/---

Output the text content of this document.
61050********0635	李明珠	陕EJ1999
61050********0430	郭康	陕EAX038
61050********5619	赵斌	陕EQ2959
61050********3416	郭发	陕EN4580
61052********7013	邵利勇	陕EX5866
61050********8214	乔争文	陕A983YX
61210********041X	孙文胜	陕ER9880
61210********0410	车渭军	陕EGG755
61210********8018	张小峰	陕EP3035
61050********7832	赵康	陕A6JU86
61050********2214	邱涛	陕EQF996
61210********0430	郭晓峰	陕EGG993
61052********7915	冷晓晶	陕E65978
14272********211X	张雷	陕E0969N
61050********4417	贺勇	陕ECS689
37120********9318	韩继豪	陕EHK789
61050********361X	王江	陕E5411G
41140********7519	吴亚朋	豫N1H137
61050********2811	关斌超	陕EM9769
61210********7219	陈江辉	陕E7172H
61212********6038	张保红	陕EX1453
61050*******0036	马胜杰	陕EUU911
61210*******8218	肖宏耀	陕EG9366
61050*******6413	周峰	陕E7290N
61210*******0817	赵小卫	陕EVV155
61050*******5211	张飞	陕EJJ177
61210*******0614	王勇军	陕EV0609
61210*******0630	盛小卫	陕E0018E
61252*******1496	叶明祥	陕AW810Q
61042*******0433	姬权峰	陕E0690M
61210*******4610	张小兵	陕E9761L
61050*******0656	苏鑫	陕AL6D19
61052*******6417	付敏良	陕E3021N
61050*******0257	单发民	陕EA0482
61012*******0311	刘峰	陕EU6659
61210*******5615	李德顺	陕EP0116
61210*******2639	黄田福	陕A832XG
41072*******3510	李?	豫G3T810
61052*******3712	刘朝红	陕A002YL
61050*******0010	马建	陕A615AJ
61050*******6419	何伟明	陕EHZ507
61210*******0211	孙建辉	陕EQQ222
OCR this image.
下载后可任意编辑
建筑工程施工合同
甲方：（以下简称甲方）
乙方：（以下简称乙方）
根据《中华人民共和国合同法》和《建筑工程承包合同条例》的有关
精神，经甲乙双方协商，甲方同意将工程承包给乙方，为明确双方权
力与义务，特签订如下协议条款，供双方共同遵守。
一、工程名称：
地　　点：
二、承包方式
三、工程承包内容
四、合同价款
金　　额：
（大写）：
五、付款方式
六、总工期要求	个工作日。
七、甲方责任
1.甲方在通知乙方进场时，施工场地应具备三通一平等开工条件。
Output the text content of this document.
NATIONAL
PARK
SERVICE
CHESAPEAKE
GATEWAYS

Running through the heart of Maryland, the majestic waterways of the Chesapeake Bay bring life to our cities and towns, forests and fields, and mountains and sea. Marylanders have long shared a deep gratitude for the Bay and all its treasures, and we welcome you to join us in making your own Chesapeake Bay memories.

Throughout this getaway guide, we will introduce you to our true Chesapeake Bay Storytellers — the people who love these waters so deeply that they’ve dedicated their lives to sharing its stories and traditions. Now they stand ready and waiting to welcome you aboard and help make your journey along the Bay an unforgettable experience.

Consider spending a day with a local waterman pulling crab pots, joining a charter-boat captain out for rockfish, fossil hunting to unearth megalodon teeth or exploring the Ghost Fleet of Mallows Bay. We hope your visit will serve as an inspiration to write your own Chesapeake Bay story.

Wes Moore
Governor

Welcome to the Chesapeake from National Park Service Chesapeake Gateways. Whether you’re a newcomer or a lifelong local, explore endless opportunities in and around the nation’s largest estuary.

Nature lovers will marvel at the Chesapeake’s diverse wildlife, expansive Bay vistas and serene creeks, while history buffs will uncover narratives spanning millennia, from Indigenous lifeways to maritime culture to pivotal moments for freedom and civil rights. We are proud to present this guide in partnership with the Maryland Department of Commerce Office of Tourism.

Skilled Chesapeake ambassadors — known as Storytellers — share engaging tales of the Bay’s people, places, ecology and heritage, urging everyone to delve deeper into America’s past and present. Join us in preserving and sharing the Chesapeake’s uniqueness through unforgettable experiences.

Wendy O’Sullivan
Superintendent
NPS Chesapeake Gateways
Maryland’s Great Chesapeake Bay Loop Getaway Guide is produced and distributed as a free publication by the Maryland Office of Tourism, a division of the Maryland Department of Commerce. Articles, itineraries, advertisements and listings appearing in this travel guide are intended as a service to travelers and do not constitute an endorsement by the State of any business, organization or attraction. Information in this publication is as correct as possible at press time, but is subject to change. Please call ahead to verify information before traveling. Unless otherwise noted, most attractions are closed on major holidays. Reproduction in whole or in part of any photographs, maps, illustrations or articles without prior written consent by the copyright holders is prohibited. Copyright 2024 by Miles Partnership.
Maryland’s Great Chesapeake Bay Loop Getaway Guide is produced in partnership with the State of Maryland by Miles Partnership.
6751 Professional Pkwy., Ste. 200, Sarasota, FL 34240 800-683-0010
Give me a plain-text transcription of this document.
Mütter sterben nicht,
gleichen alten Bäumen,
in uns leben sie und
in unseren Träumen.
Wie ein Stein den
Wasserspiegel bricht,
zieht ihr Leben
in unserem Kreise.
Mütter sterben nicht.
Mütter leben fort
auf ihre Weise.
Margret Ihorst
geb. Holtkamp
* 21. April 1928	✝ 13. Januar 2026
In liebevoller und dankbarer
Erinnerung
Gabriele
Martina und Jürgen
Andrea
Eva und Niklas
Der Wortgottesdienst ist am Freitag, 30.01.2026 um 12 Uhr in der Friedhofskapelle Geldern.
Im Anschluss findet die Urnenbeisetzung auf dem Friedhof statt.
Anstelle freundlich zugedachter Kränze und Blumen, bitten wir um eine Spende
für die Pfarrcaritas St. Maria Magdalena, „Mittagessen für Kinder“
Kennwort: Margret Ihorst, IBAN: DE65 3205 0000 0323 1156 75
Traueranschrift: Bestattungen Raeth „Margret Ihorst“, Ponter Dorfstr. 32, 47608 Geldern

\---

• **Goal of the exercise**
From the entries, report each line that includes the word "sterben".

• **Solution for this problem**
Mütter sterben nicht,
Mütter sterben nicht.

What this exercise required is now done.